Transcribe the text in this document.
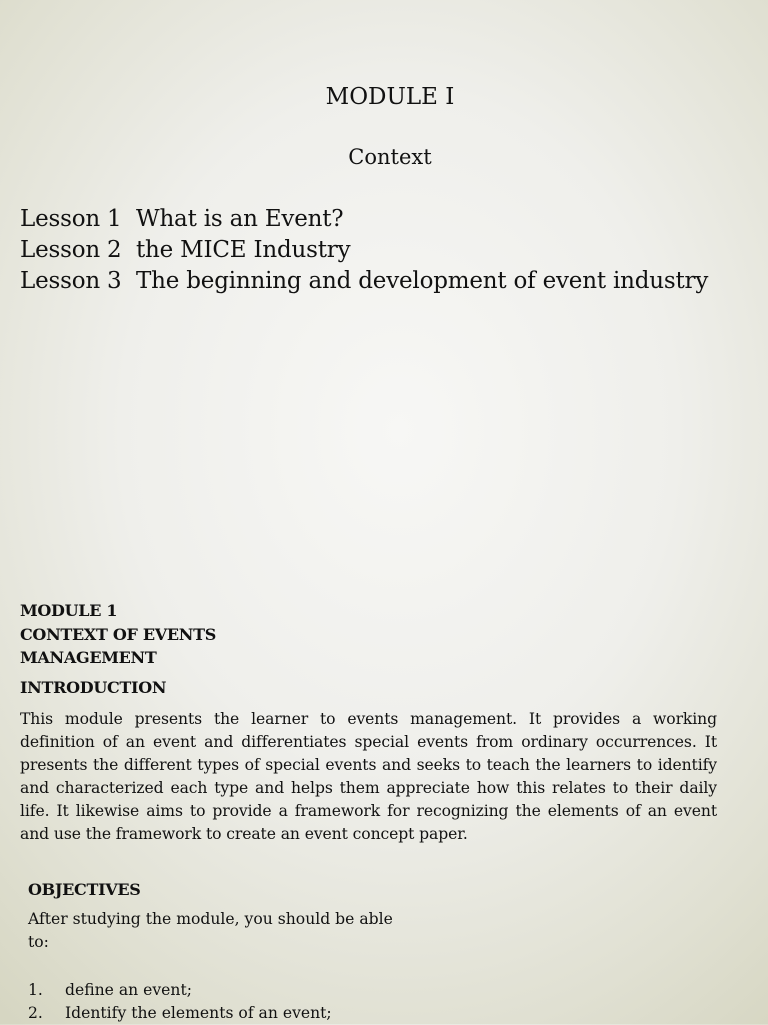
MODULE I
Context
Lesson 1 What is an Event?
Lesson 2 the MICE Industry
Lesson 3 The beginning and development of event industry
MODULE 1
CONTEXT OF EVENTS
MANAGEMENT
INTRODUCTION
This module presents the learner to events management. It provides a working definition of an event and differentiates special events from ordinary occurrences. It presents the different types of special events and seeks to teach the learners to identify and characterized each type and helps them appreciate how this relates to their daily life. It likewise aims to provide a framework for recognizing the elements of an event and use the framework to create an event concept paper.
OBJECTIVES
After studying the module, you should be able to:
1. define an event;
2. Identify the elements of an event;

--

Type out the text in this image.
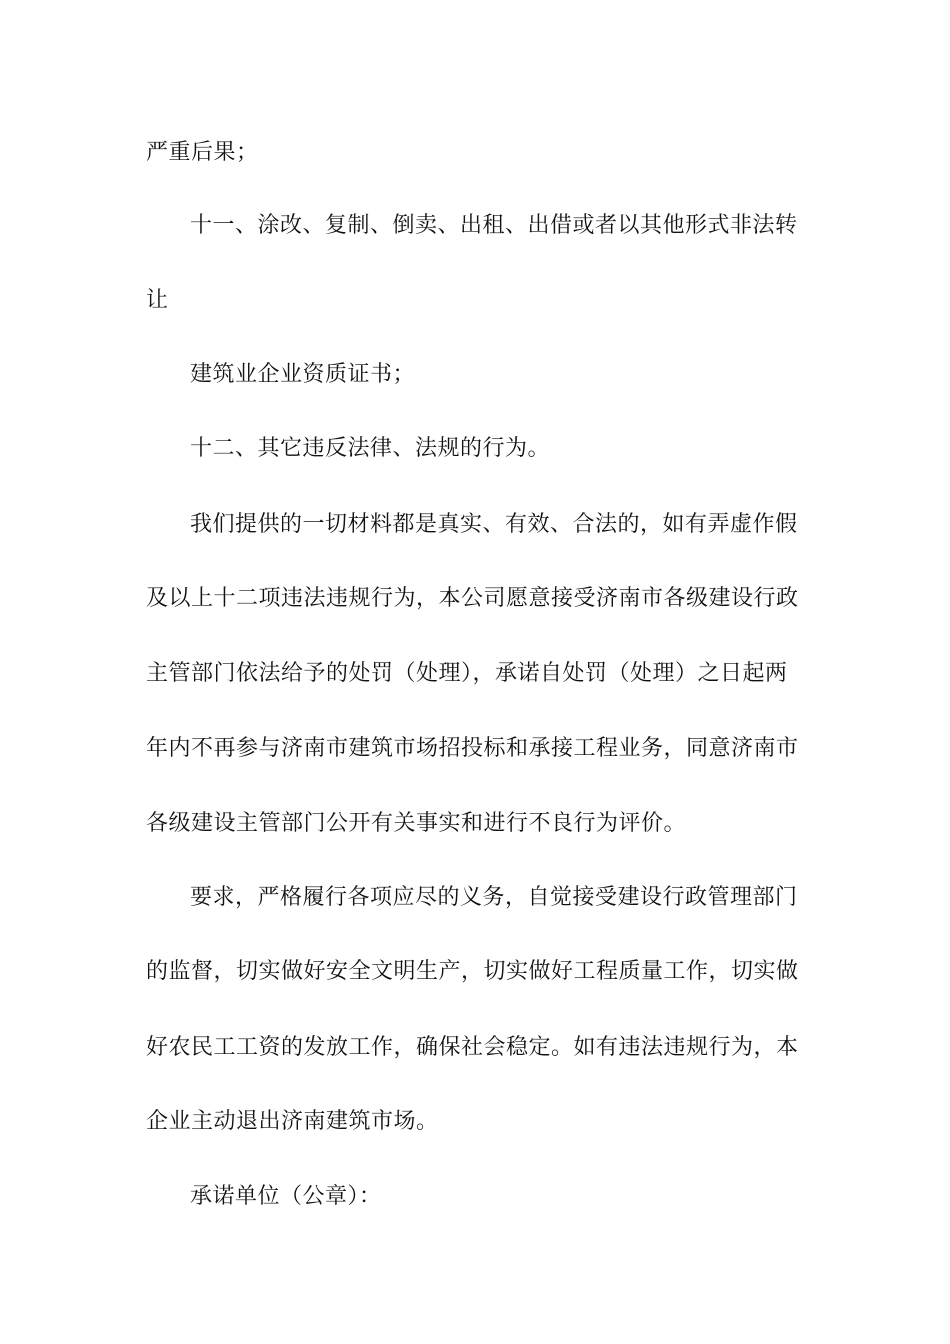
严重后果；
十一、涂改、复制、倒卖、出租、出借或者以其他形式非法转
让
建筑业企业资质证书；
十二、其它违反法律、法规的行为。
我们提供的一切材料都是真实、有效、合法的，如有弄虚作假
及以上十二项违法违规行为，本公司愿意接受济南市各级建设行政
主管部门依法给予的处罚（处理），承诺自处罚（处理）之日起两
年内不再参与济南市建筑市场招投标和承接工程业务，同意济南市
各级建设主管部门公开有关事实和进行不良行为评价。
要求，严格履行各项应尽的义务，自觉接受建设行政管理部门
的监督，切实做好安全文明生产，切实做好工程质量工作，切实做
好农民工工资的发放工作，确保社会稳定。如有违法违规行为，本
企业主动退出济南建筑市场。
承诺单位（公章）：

--

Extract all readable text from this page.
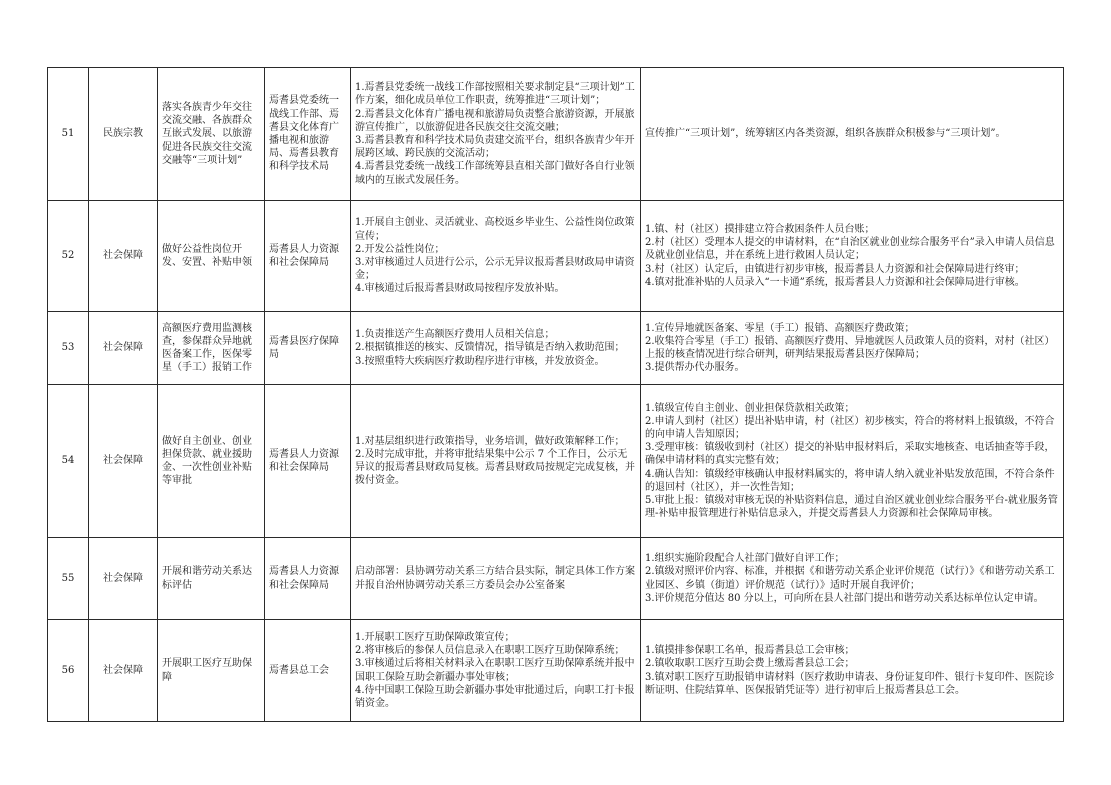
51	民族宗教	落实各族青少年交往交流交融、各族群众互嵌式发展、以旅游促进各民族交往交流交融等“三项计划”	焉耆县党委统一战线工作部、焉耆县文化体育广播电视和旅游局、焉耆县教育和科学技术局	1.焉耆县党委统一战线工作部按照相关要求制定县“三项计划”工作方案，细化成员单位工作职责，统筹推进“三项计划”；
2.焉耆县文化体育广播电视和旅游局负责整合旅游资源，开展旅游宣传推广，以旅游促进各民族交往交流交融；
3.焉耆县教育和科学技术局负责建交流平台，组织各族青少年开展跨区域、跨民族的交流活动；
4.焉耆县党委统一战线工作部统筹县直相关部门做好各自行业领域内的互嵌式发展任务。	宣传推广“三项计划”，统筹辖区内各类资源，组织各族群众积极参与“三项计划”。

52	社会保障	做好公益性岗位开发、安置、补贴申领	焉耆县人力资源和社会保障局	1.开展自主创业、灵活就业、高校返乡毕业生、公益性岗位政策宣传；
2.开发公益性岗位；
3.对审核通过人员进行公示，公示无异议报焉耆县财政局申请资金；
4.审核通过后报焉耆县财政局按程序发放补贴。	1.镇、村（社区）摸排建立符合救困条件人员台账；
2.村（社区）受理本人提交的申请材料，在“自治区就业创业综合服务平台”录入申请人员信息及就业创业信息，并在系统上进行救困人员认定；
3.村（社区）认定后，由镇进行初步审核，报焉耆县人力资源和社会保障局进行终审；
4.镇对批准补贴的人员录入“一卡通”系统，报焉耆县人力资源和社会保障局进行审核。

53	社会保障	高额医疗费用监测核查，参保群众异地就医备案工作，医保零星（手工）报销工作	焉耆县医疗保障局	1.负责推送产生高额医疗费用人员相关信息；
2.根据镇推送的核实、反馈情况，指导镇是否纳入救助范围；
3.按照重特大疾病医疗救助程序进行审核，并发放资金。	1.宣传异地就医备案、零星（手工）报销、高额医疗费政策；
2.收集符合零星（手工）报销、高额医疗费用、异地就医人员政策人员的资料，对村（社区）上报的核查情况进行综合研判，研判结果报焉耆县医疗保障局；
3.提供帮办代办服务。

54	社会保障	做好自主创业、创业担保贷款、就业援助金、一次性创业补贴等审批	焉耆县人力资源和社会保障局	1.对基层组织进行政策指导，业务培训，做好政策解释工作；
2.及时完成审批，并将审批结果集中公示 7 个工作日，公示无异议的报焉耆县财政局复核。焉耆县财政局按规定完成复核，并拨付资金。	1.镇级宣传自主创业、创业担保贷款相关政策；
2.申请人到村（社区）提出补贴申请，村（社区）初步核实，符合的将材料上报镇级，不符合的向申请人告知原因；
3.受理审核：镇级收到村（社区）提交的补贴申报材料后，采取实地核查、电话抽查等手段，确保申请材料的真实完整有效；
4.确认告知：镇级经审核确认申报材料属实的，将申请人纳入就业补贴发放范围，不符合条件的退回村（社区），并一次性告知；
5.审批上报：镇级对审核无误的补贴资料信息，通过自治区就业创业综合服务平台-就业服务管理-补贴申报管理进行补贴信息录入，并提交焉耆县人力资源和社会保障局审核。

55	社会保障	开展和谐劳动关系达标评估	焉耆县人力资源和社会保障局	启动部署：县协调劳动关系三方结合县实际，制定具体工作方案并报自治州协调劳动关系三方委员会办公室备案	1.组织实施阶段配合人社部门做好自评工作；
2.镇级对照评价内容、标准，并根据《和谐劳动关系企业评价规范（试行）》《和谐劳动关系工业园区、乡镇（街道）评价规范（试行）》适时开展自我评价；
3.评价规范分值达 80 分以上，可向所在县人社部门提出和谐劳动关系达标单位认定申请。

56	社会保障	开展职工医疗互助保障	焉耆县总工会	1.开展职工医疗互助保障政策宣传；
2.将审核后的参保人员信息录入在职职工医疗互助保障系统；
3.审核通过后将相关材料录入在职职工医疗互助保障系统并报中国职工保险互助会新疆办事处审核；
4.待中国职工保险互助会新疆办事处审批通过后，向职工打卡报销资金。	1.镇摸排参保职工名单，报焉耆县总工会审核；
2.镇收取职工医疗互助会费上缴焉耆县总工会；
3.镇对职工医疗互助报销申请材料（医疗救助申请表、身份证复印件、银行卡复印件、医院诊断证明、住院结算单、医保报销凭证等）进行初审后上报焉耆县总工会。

§ **YOUR GOAL**: Find the word "三项计划" and list each line it appears in.

§ **REPLY**:
51	民族宗教	落实各族青少年交往交流交融、各族群众互嵌式发展、以旅游促进各民族交往交流交融等“三项计划”	焉耆县党委统一战线工作部、焉耆县文化体育广播电视和旅游局、焉耆县教育和科学技术局	1.焉耆县党委统一战线工作部按照相关要求制定县“三项计划”工作方案，细化成员单位工作职责，统筹推进“三项计划”；
4.焉耆县党委统一战线工作部统筹县直相关部门做好各自行业领域内的互嵌式发展任务。	宣传推广“三项计划”，统筹辖区内各类资源，组织各族群众积极参与“三项计划”。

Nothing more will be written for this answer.